### Task description
Quote every line as written. Omit pictures.

### Material for this task
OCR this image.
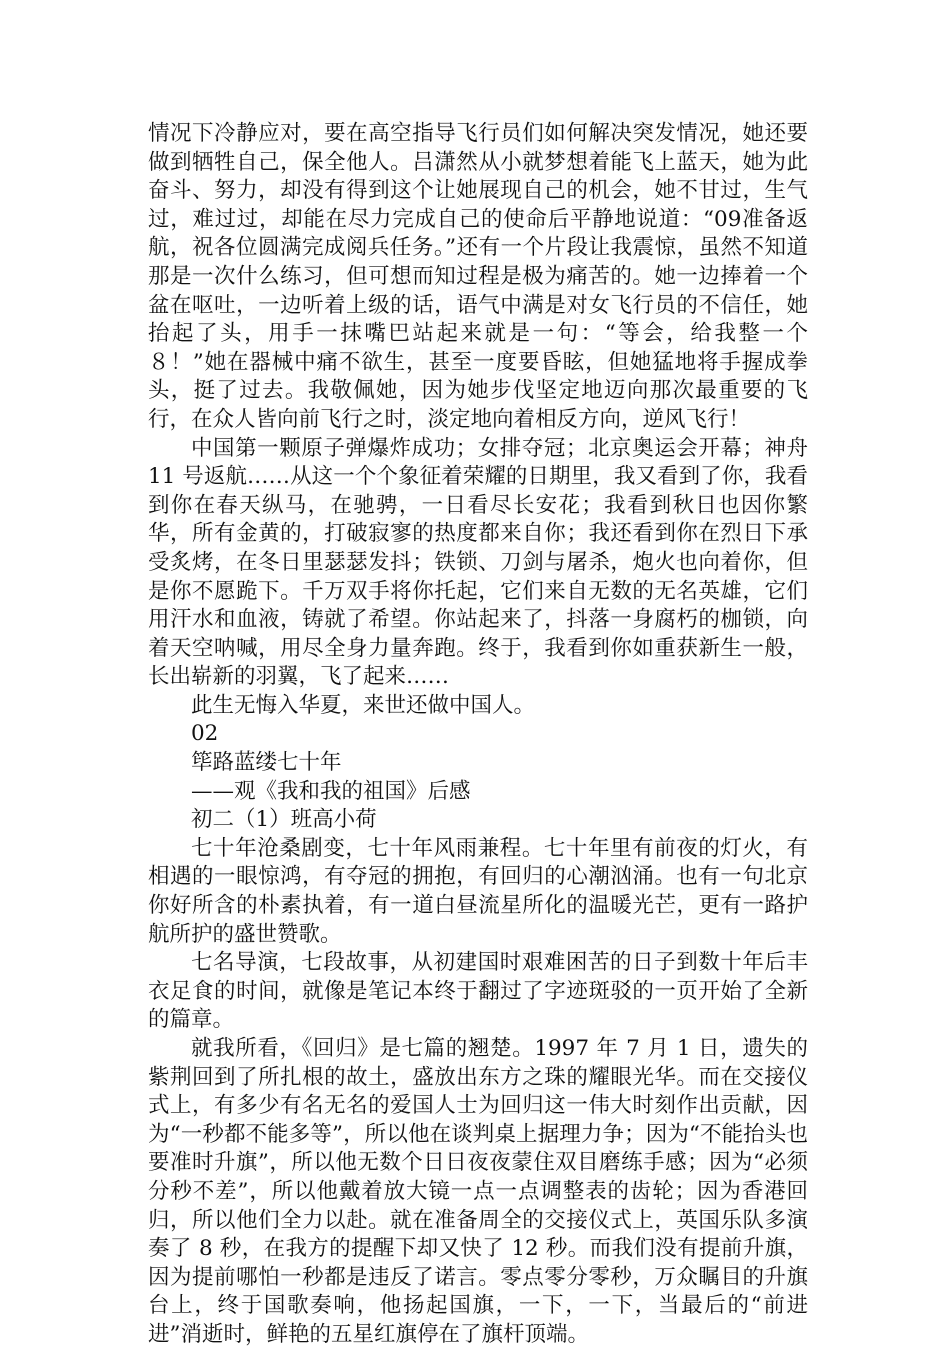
情况下冷静应对，要在高空指导飞行员们如何解决突发情况，她还要做到牺牲自己，保全他人。吕潇然从小就梦想着能飞上蓝天，她为此奋斗、努力，却没有得到这个让她展现自己的机会，她不甘过，生气过，难过过，却能在尽力完成自己的使命后平静地说道：“09准备返航，祝各位圆满完成阅兵任务。”还有一个片段让我震惊，虽然不知道那是一次什么练习，但可想而知过程是极为痛苦的。她一边捧着一个盆在呕吐，一边听着上级的话，语气中满是对女飞行员的不信任，她抬起了头，用手一抹嘴巴站起来就是一句：“等会，给我整一个８！”她在器械中痛不欲生，甚至一度要昏眩，但她猛地将手握成拳头，挺了过去。我敬佩她，因为她步伐坚定地迈向那次最重要的飞行，在众人皆向前飞行之时，淡定地向着相反方向，逆风飞行！

中国第一颗原子弹爆炸成功；女排夺冠；北京奥运会开幕；神舟 11 号返航……从这一个个象征着荣耀的日期里，我又看到了你，我看到你在春天纵马，在驰骋，一日看尽长安花；我看到秋日也因你繁华，所有金黄的，打破寂寥的热度都来自你；我还看到你在烈日下承受炙烤，在冬日里瑟瑟发抖；铁锁、刀剑与屠杀，炮火也向着你，但是你不愿跪下。千万双手将你托起，它们来自无数的无名英雄，它们用汗水和血液，铸就了希望。你站起来了，抖落一身腐朽的枷锁，向着天空呐喊，用尽全身力量奔跑。终于，我看到你如重获新生一般，长出崭新的羽翼，飞了起来……

此生无悔入华夏，来世还做中国人。

02

筚路蓝缕七十年

——观《我和我的祖国》后感

初二（1）班高小荷

七十年沧桑剧变，七十年风雨兼程。七十年里有前夜的灯火，有相遇的一眼惊鸿，有夺冠的拥抱，有回归的心潮汹涌。也有一句北京你好所含的朴素执着，有一道白昼流星所化的温暖光芒，更有一路护航所护的盛世赞歌。

七名导演，七段故事，从初建国时艰难困苦的日子到数十年后丰衣足食的时间，就像是笔记本终于翻过了字迹斑驳的一页开始了全新的篇章。

就我所看，《回归》是七篇的翘楚。1997 年 7 月 1 日，遗失的紫荆回到了所扎根的故土，盛放出东方之珠的耀眼光华。而在交接仪式上，有多少有名无名的爱国人士为回归这一伟大时刻作出贡献，因为“一秒都不能多等”，所以他在谈判桌上据理力争；因为“不能抬头也要准时升旗”，所以他无数个日日夜夜蒙住双目磨练手感；因为“必须分秒不差”，所以他戴着放大镜一点一点调整表的齿轮；因为香港回归，所以他们全力以赴。就在准备周全的交接仪式上，英国乐队多演奏了 8 秒，在我方的提醒下却又快了 12 秒。而我们没有提前升旗，因为提前哪怕一秒都是违反了诺言。零点零分零秒，万众瞩目的升旗台上，终于国歌奏响，他扬起国旗，一下，一下，当最后的“前进进”消逝时，鲜艳的五星红旗停在了旗杆顶端。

### Correct result
OCR this image.
情况下冷静应对，要在高空指导飞行员们如何解决突发情况，她还要做到牺牲自己，保全他人。吕潇然从小就梦想着能飞上蓝天，她为此奋斗、努力，却没有得到这个让她展现自己的机会，她不甘过，生气过，难过过，却能在尽力完成自己的使命后平静地说道：“09准备返航，祝各位圆满完成阅兵任务。”还有一个片段让我震惊，虽然不知道那是一次什么练习，但可想而知过程是极为痛苦的。她一边捧着一个盆在呕吐，一边听着上级的话，语气中满是对女飞行员的不信任，她抬起了头，用手一抹嘴巴站起来就是一句：“等会，给我整一个８！”她在器械中痛不欲生，甚至一度要昏眩，但她猛地将手握成拳头，挺了过去。我敬佩她，因为她步伐坚定地迈向那次最重要的飞行，在众人皆向前飞行之时，淡定地向着相反方向，逆风飞行！

中国第一颗原子弹爆炸成功；女排夺冠；北京奥运会开幕；神舟 11 号返航……从这一个个象征着荣耀的日期里，我又看到了你，我看到你在春天纵马，在驰骋，一日看尽长安花；我看到秋日也因你繁华，所有金黄的，打破寂寥的热度都来自你；我还看到你在烈日下承受炙烤，在冬日里瑟瑟发抖；铁锁、刀剑与屠杀，炮火也向着你，但是你不愿跪下。千万双手将你托起，它们来自无数的无名英雄，它们用汗水和血液，铸就了希望。你站起来了，抖落一身腐朽的枷锁，向着天空呐喊，用尽全身力量奔跑。终于，我看到你如重获新生一般，长出崭新的羽翼，飞了起来……

此生无悔入华夏，来世还做中国人。

02

筚路蓝缕七十年

——观《我和我的祖国》后感

初二（1）班高小荷

七十年沧桑剧变，七十年风雨兼程。七十年里有前夜的灯火，有相遇的一眼惊鸿，有夺冠的拥抱，有回归的心潮汹涌。也有一句北京你好所含的朴素执着，有一道白昼流星所化的温暖光芒，更有一路护航所护的盛世赞歌。

七名导演，七段故事，从初建国时艰难困苦的日子到数十年后丰衣足食的时间，就像是笔记本终于翻过了字迹斑驳的一页开始了全新的篇章。

就我所看，《回归》是七篇的翘楚。1997 年 7 月 1 日，遗失的紫荆回到了所扎根的故土，盛放出东方之珠的耀眼光华。而在交接仪式上，有多少有名无名的爱国人士为回归这一伟大时刻作出贡献，因为“一秒都不能多等”，所以他在谈判桌上据理力争；因为“不能抬头也要准时升旗”，所以他无数个日日夜夜蒙住双目磨练手感；因为“必须分秒不差”，所以他戴着放大镜一点一点调整表的齿轮；因为香港回归，所以他们全力以赴。就在准备周全的交接仪式上，英国乐队多演奏了 8 秒，在我方的提醒下却又快了 12 秒。而我们没有提前升旗，因为提前哪怕一秒都是违反了诺言。零点零分零秒，万众瞩目的升旗台上，终于国歌奏响，他扬起国旗，一下，一下，当最后的“前进进”消逝时，鲜艳的五星红旗停在了旗杆顶端。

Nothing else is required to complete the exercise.